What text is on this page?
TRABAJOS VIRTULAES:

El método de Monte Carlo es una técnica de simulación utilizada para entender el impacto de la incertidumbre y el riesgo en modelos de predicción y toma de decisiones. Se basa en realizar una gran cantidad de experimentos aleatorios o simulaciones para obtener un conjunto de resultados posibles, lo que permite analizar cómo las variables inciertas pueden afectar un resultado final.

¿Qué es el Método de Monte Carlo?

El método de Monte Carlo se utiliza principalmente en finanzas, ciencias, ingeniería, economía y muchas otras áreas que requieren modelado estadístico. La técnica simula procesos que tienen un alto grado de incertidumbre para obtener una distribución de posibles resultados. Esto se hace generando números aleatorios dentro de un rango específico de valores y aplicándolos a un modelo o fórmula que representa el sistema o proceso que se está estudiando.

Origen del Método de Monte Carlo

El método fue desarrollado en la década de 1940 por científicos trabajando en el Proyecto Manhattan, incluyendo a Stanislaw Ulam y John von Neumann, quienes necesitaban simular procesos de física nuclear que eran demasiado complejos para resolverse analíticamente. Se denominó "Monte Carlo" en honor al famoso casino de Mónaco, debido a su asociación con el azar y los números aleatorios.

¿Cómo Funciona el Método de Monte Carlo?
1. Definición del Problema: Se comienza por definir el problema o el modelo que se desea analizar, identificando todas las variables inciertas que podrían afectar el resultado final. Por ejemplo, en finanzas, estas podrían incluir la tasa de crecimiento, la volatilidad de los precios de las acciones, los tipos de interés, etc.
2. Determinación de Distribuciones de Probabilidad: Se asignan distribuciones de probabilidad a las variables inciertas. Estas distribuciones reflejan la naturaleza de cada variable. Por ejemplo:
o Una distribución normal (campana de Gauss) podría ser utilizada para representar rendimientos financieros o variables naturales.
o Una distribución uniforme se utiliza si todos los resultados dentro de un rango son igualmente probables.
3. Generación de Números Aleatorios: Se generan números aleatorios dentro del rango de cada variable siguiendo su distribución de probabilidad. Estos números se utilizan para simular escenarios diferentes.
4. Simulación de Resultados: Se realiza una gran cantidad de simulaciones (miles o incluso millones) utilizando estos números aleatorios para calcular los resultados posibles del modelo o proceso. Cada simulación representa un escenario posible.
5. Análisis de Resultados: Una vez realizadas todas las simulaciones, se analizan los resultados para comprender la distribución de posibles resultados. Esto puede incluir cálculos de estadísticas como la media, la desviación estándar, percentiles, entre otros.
◆ ◆ ◆ ◆ ◆
**Short task:** Set down the listing above in full, please, exactly as it appears.

**Reply:**
What text is on this page?
TRABAJOS VIRTULAES:

El método de Monte Carlo es una técnica de simulación utilizada para entender el impacto de la incertidumbre y el riesgo en modelos de predicción y toma de decisiones. Se basa en realizar una gran cantidad de experimentos aleatorios o simulaciones para obtener un conjunto de resultados posibles, lo que permite analizar cómo las variables inciertas pueden afectar un resultado final.

¿Qué es el Método de Monte Carlo?

El método de Monte Carlo se utiliza principalmente en finanzas, ciencias, ingeniería, economía y muchas otras áreas que requieren modelado estadístico. La técnica simula procesos que tienen un alto grado de incertidumbre para obtener una distribución de posibles resultados. Esto se hace generando números aleatorios dentro de un rango específico de valores y aplicándolos a un modelo o fórmula que representa el sistema o proceso que se está estudiando.

Origen del Método de Monte Carlo

El método fue desarrollado en la década de 1940 por científicos trabajando en el Proyecto Manhattan, incluyendo a Stanislaw Ulam y John von Neumann, quienes necesitaban simular procesos de física nuclear que eran demasiado complejos para resolverse analíticamente. Se denominó "Monte Carlo" en honor al famoso casino de Mónaco, debido a su asociación con el azar y los números aleatorios.

¿Cómo Funciona el Método de Monte Carlo?
1. Definición del Problema: Se comienza por definir el problema o el modelo que se desea analizar, identificando todas las variables inciertas que podrían afectar el resultado final. Por ejemplo, en finanzas, estas podrían incluir la tasa de crecimiento, la volatilidad de los precios de las acciones, los tipos de interés, etc.
2. Determinación de Distribuciones de Probabilidad: Se asignan distribuciones de probabilidad a las variables inciertas. Estas distribuciones reflejan la naturaleza de cada variable. Por ejemplo:
o Una distribución normal (campana de Gauss) podría ser utilizada para representar rendimientos financieros o variables naturales.
o Una distribución uniforme se utiliza si todos los resultados dentro de un rango son igualmente probables.
3. Generación de Números Aleatorios: Se generan números aleatorios dentro del rango de cada variable siguiendo su distribución de probabilidad. Estos números se utilizan para simular escenarios diferentes.
4. Simulación de Resultados: Se realiza una gran cantidad de simulaciones (miles o incluso millones) utilizando estos números aleatorios para calcular los resultados posibles del modelo o proceso. Cada simulación representa un escenario posible.
5. Análisis de Resultados: Una vez realizadas todas las simulaciones, se analizan los resultados para comprender la distribución de posibles resultados. Esto puede incluir cálculos de estadísticas como la media, la desviación estándar, percentiles, entre otros.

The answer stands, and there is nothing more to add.